(A block of data)
====

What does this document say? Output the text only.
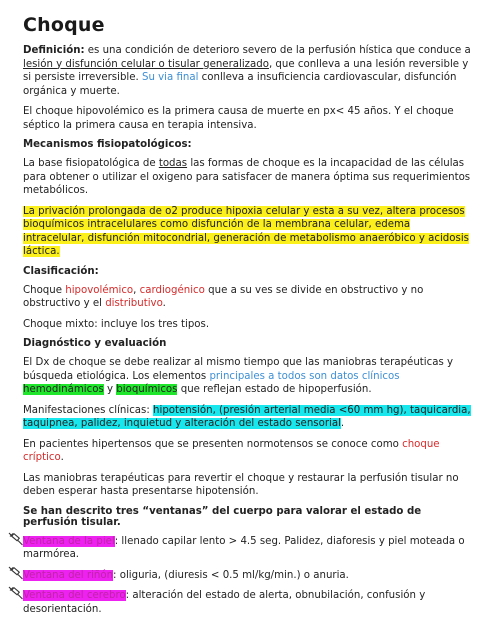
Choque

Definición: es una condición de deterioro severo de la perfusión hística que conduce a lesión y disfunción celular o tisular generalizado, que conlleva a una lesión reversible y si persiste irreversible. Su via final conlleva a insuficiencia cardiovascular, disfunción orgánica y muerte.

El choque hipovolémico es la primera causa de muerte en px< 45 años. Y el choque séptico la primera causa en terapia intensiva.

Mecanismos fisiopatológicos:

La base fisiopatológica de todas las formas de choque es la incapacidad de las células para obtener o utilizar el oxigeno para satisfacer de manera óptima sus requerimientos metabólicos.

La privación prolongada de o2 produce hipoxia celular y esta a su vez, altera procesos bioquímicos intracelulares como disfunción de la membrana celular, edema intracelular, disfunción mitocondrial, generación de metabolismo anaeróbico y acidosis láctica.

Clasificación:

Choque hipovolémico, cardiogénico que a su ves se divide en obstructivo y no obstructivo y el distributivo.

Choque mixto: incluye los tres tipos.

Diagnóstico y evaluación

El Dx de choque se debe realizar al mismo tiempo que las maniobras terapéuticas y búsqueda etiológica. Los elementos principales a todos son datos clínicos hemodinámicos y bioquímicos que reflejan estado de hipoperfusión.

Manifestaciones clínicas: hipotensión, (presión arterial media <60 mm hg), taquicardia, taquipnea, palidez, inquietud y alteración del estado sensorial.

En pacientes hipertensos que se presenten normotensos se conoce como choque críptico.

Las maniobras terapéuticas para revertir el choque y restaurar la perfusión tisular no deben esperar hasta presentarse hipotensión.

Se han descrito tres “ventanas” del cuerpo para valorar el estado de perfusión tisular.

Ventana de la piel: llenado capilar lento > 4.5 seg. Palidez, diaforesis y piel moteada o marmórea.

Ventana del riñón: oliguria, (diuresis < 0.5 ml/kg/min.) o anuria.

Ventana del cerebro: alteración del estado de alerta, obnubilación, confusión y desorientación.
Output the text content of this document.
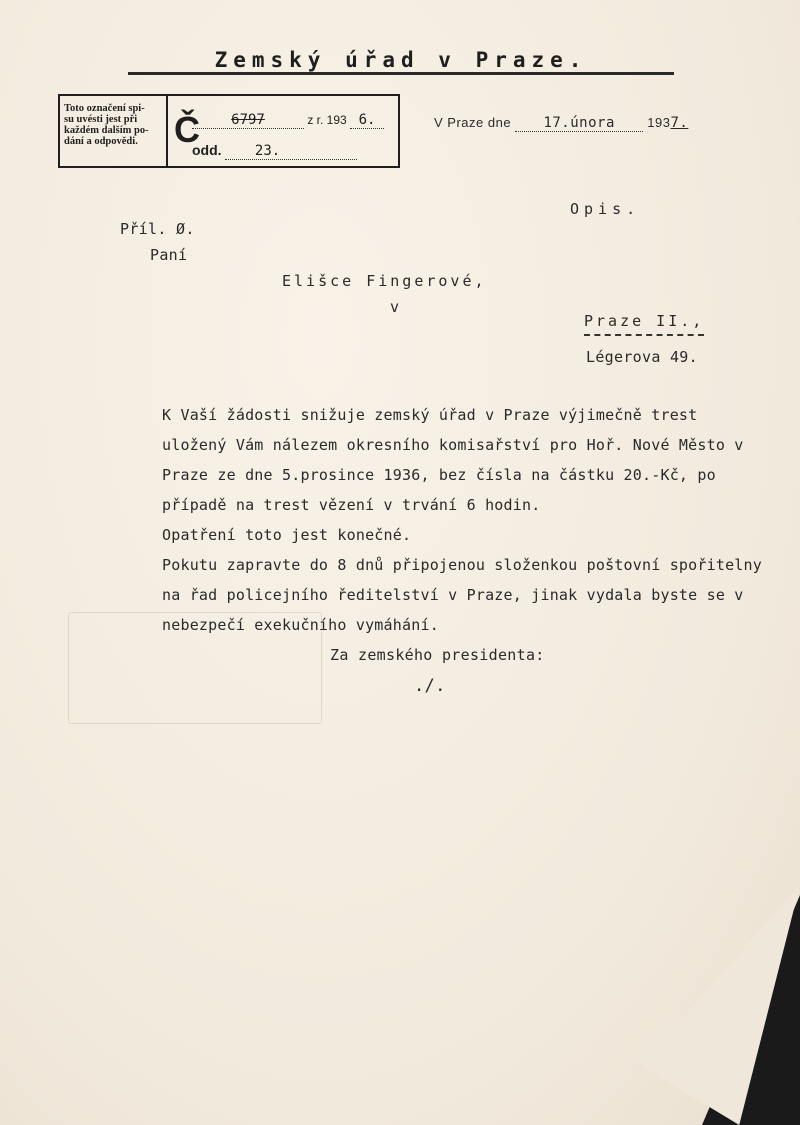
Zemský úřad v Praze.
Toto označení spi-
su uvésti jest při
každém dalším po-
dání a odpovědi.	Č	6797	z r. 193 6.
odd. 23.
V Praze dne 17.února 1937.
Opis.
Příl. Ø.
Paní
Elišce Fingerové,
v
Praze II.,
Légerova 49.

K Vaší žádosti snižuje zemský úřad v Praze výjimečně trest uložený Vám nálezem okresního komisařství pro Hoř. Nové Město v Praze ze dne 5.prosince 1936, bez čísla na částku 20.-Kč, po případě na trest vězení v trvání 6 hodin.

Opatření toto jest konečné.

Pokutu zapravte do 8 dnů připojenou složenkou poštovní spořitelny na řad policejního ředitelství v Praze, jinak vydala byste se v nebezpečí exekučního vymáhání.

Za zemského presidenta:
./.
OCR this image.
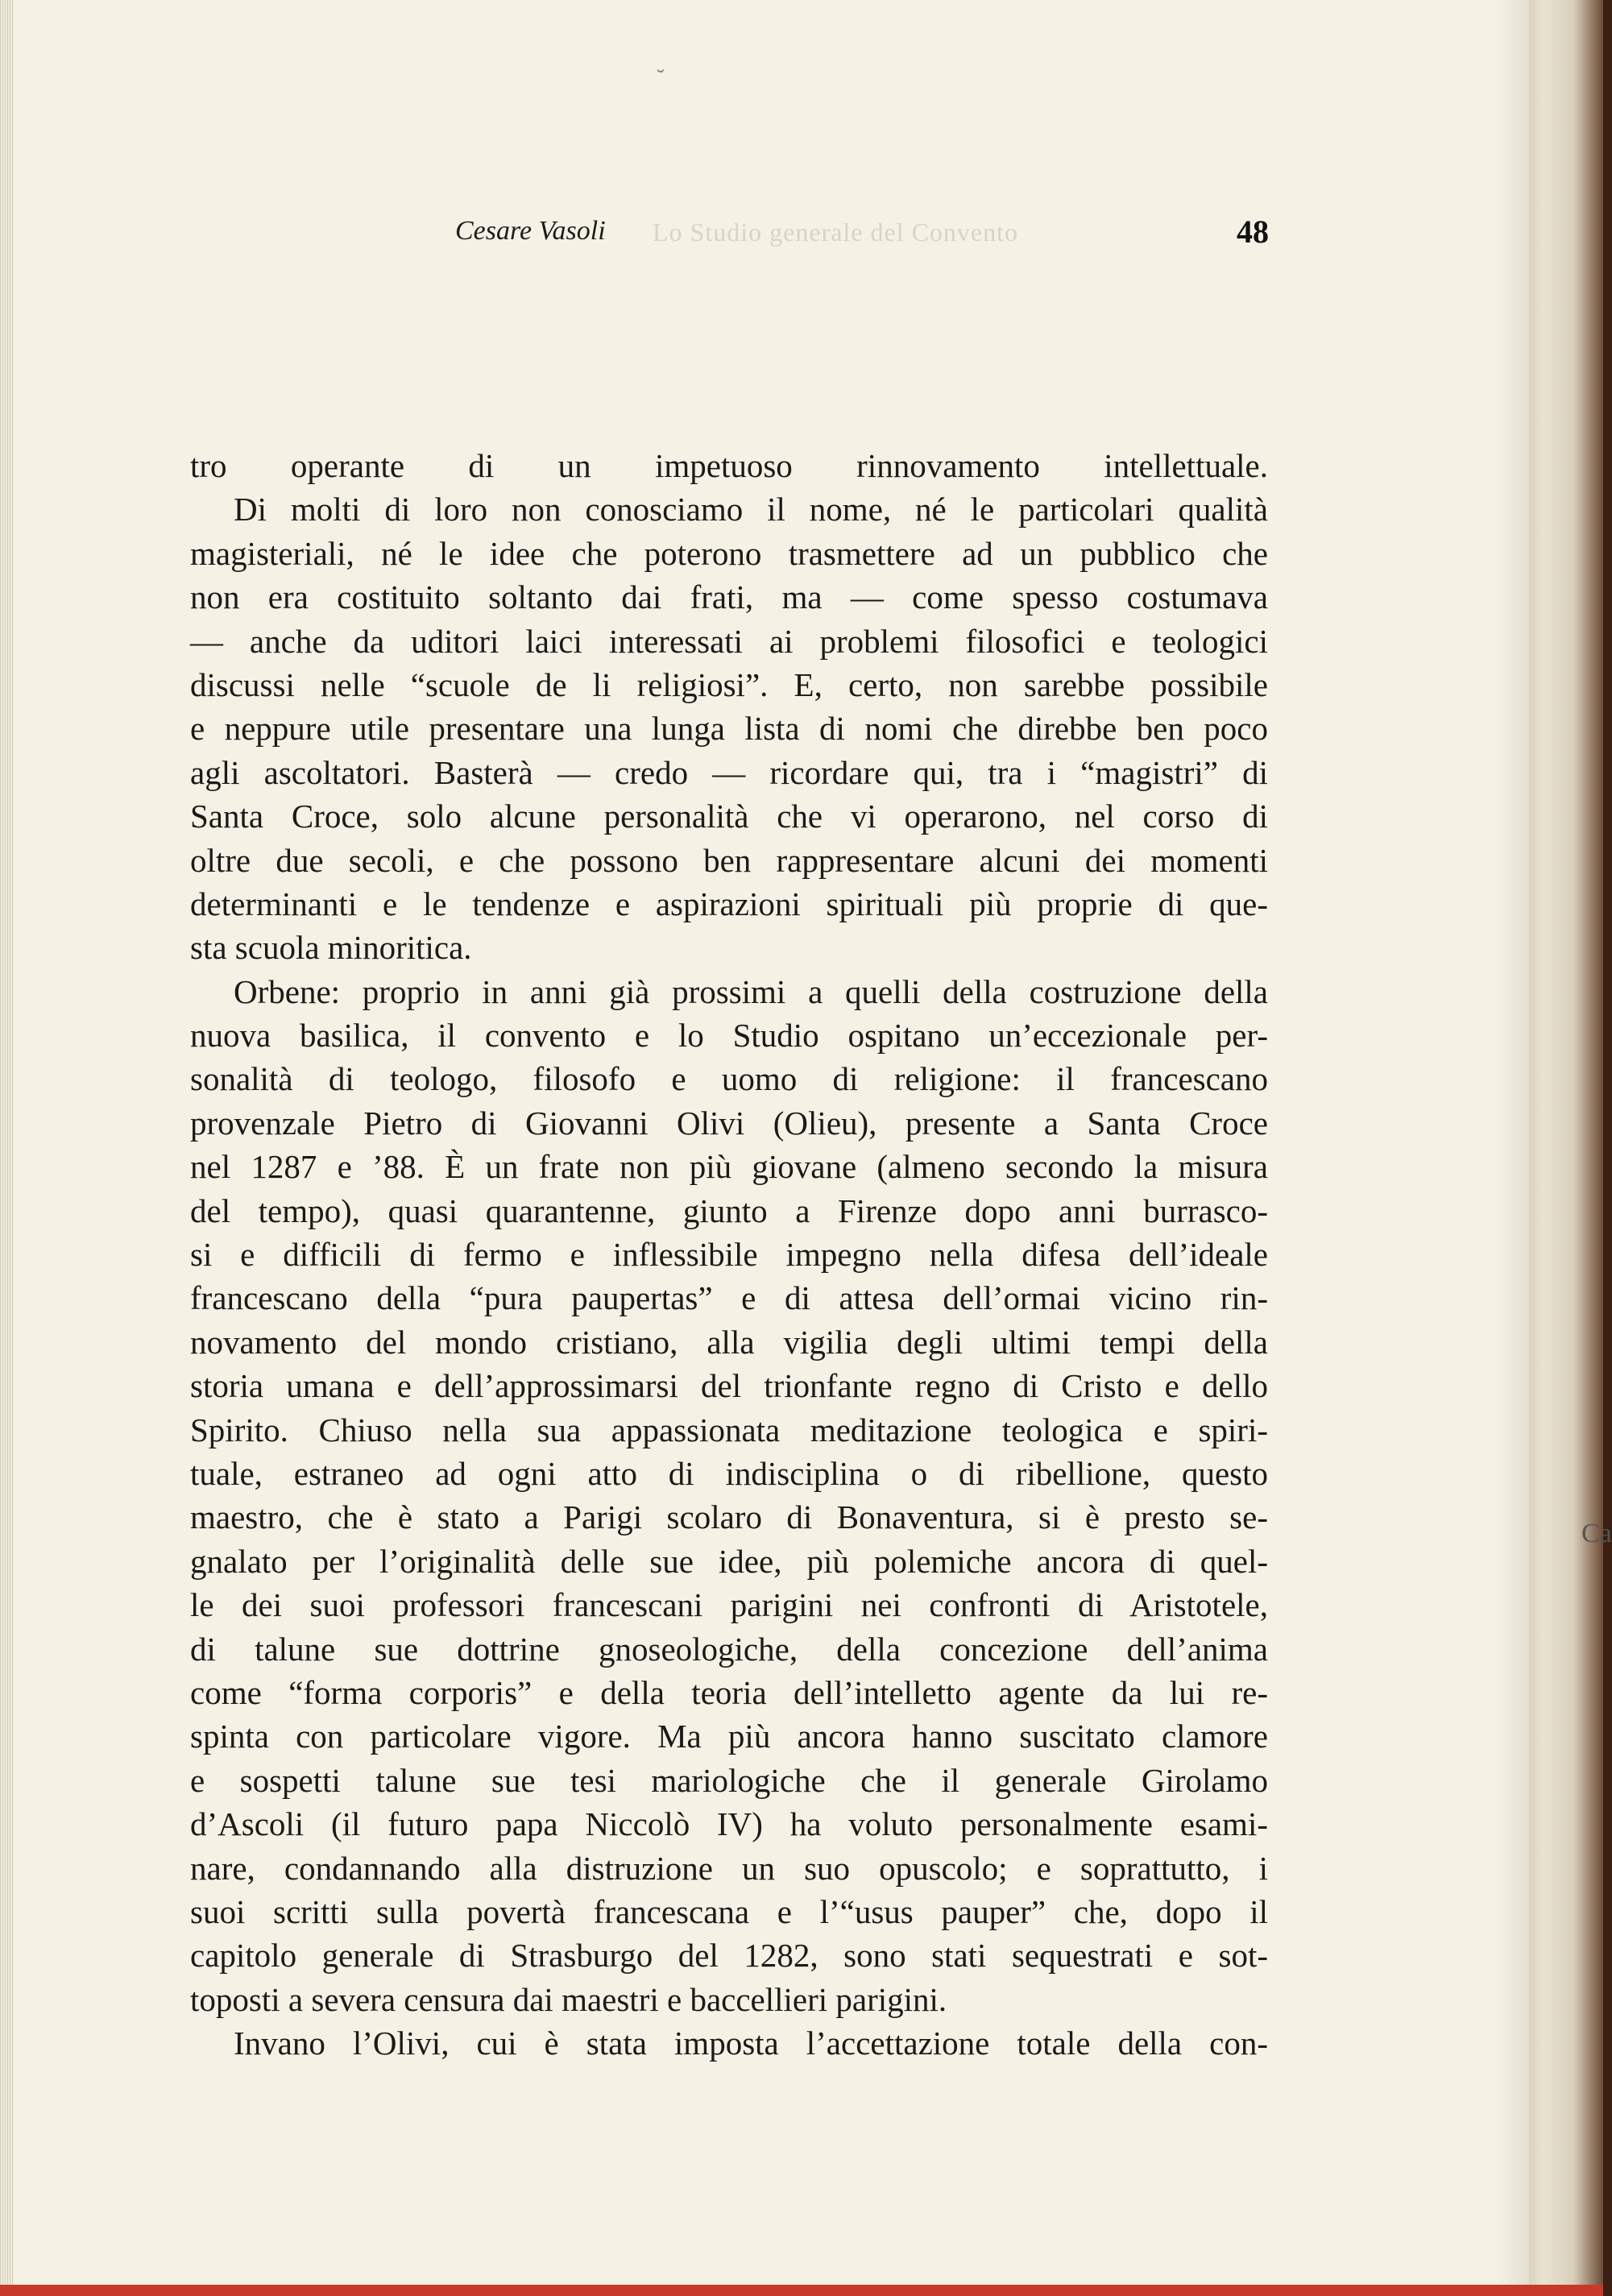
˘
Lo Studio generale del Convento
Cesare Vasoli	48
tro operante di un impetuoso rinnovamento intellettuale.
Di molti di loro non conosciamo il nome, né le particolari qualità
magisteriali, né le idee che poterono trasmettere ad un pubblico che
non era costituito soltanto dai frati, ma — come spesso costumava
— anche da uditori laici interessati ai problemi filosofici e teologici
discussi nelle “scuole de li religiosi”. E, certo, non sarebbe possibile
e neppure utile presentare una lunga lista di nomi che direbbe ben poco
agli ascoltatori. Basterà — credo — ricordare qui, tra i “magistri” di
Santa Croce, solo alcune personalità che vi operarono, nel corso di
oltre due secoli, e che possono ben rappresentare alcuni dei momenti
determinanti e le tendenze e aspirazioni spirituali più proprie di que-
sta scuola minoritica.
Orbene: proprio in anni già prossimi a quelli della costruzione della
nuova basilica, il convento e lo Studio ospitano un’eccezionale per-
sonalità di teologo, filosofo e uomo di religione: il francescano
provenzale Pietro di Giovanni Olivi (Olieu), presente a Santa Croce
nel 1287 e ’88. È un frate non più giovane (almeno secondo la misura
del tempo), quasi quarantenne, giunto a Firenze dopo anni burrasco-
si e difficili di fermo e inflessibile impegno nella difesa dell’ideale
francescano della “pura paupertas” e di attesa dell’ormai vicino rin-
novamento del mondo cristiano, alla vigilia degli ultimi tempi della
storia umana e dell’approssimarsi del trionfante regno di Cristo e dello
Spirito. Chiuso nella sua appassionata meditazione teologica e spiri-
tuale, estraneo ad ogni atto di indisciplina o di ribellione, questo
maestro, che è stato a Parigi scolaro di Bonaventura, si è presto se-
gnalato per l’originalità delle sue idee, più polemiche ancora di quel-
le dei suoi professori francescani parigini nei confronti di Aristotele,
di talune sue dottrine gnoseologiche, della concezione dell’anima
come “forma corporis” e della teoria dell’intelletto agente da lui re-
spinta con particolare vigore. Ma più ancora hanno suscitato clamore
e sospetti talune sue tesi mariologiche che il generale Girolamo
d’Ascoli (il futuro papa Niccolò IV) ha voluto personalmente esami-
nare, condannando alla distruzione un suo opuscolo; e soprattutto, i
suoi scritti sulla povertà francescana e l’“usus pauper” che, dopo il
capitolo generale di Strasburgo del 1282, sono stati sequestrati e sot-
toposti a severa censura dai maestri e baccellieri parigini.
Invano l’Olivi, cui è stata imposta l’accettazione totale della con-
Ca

====

_STATED TASK_
From the records above, pull out every line containing the word "tisular".

_WORKED ANSWER_
Definición: es una condición de deterioro severo de la perfusión hística que conduce a lesión y disfunción celular o tisular generalizado, que conlleva a una lesión reversible y si persiste irreversible. Su via final conlleva a insuficiencia cardiovascular, disfunción orgánica y muerte.
Las maniobras terapéuticas para revertir el choque y restaurar la perfusión tisular no deben esperar hasta presentarse hipotensión.
Se han descrito tres “ventanas” del cuerpo para valorar el estado de perfusión tisular.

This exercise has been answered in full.